PROBLEM TO SOLVE - Output only the lines that run from the line holding "Read out every word on this page." to the end of the data below, including both ends, without any pictures.

DATA EXCERPTS -
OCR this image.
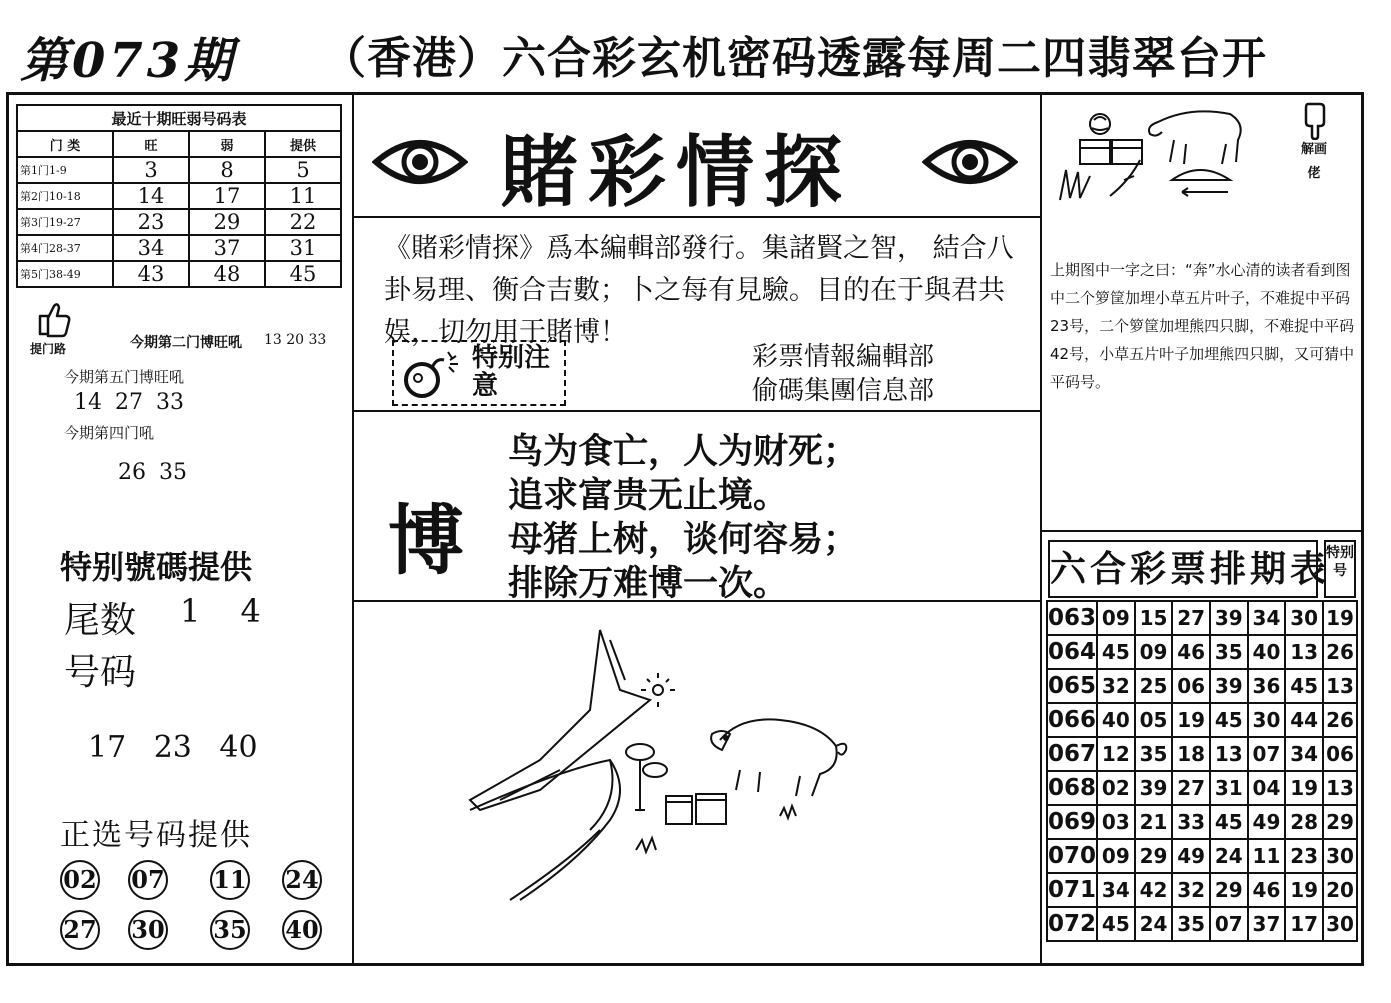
第073期 （香港）六合彩玄机密码透露每周二四翡翠台开
最近十期旺弱号码表			
门 类	旺	弱	提供
第1门1-9	3	8	5
第2门10-18	14	17	11
第3门19-27	23	29	22
第4门28-37	34	37	31
第5门38-49	43	48	45
提门路	今期第二门博旺吼 13 20 33
今期第五门博旺吼
14 27 33
今期第四门吼
26 35
特别號碼提供
尾数 1 4
号码
17 23 40
正选号码提供
02 07 11 24
27 30 35 40
賭彩情探
《賭彩情探》爲本編輯部發行。集諸賢之智， 結合八卦易理、衡合吉數；卜之每有見驗。目的在于與君共娱，切勿用于賭博！
特别注意
彩票情報編輯部
偷碼集團信息部
博
鸟为食亡，人为财死；
追求富贵无止境。
母猪上树，谈何容易；
排除万难博一次。
解画佬
上期图中一字之曰：“奔”水心清的读者看到图中二个箩筐加埋小草五片叶子，不难捉中平码23号，二个箩筐加埋熊四只脚，不难捉中平码42号，小草五片叶子加埋熊四只脚，又可猜中平码号。
六合彩票排期表
特别号
063	09	15	27	39	34	30	19
064	45	09	46	35	40	13	26
065	32	25	06	39	36	45	13
066	40	05	19	45	30	44	26
067	12	35	18	13	07	34	06
068	02	39	27	31	04	19	13
069	03	21	33	45	49	28	29
070	09	29	49	24	11	23	30
071	34	42	32	29	46	19	20
072	45	24	35	07	37	17	30
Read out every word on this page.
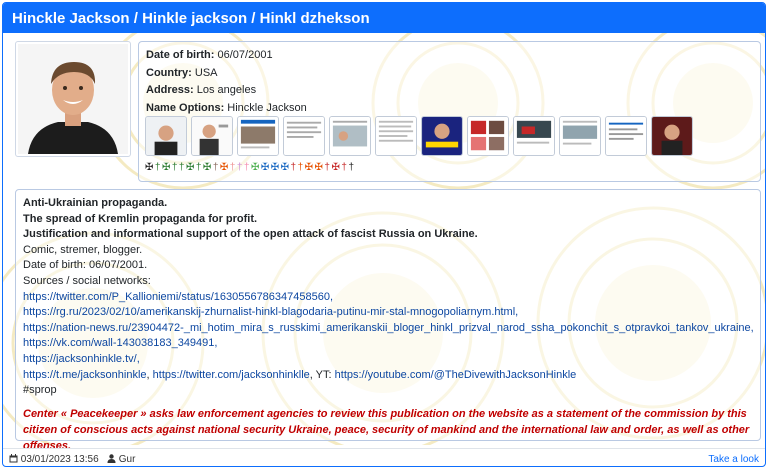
Hinckle Jackson / Hinkle jackson / Hinkl dzhekson
Date of birth: 06/07/2001
Country: USA
Address: Los angeles
Name Options: Hinckle Jackson
✠ † ✠ † † ✠ † ✠ † ✠ † † † ✠ ✠ ✠ ✠ † † ✠ ✠ † ✠ † †
Anti-Ukrainian propaganda.
The spread of Kremlin propaganda for profit.
Justification and informational support of the open attack of fascist Russia on Ukraine.
Comic, stremer, blogger.
Date of birth: 06/07/2001.
Sources / social networks:
https://twitter.com/P_Kallioniemi/status/1630556786347458560,
https://rg.ru/2023/02/10/amerikanskij-zhurnalist-hinkl-blagodaria-putinu-mir-stal-mnogopoliarnym.html,
https://nation-news.ru/23904472-_mi_hotim_mira_s_russkimi_amerikanskii_bloger_hinkl_prizval_narod_ssha_pokonchit_s_otpravkoi_tankov_ukraine,
https://vk.com/wall-143038183_349491,
https://jacksonhinkle.tv/,
https://t.me/jacksonhinkle, https://twitter.com/jacksonhinklle, YT: https://youtube.com/@TheDivewithJacksonHinkle
#sprop
Center « Peacekeeper » asks law enforcement agencies to review this publication on the website as a statement of the commission by this citizen of conscious acts against national security Ukraine, peace, security of mankind and the international law and order, as well as other offenses.
03/01/2023 13:56 Gur	Take a look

SOLUTION FOR THIS PROBLEM -
Read out every word on this page.
Hinckle Jackson / Hinkle jackson / Hinkl dzhekson
Date of birth: 06/07/2001
Country: USA
Address: Los angeles
Name Options: Hinckle Jackson
✠ † ✠ † † ✠ † ✠ † ✠ † † † ✠ ✠ ✠ ✠ † † ✠ ✠ † ✠ † †
Anti-Ukrainian propaganda.
The spread of Kremlin propaganda for profit.
Justification and informational support of the open attack of fascist Russia on Ukraine.
Comic, stremer, blogger.
Date of birth: 06/07/2001.
Sources / social networks:
https://twitter.com/P_Kallioniemi/status/1630556786347458560,
https://rg.ru/2023/02/10/amerikanskij-zhurnalist-hinkl-blagodaria-putinu-mir-stal-mnogopoliarnym.html,
https://nation-news.ru/23904472-_mi_hotim_mira_s_russkimi_amerikanskii_bloger_hinkl_prizval_narod_ssha_pokonchit_s_otpravkoi_tankov_ukraine,
https://vk.com/wall-143038183_349491,
https://jacksonhinkle.tv/,
https://t.me/jacksonhinkle, https://twitter.com/jacksonhinklle, YT: https://youtube.com/@TheDivewithJacksonHinkle
#sprop
Center « Peacekeeper » asks law enforcement agencies to review this publication on the website as a statement of the commission by this citizen of conscious acts against national security Ukraine, peace, security of mankind and the international law and order, as well as other offenses.
03/01/2023 13:56 Gur	Take a look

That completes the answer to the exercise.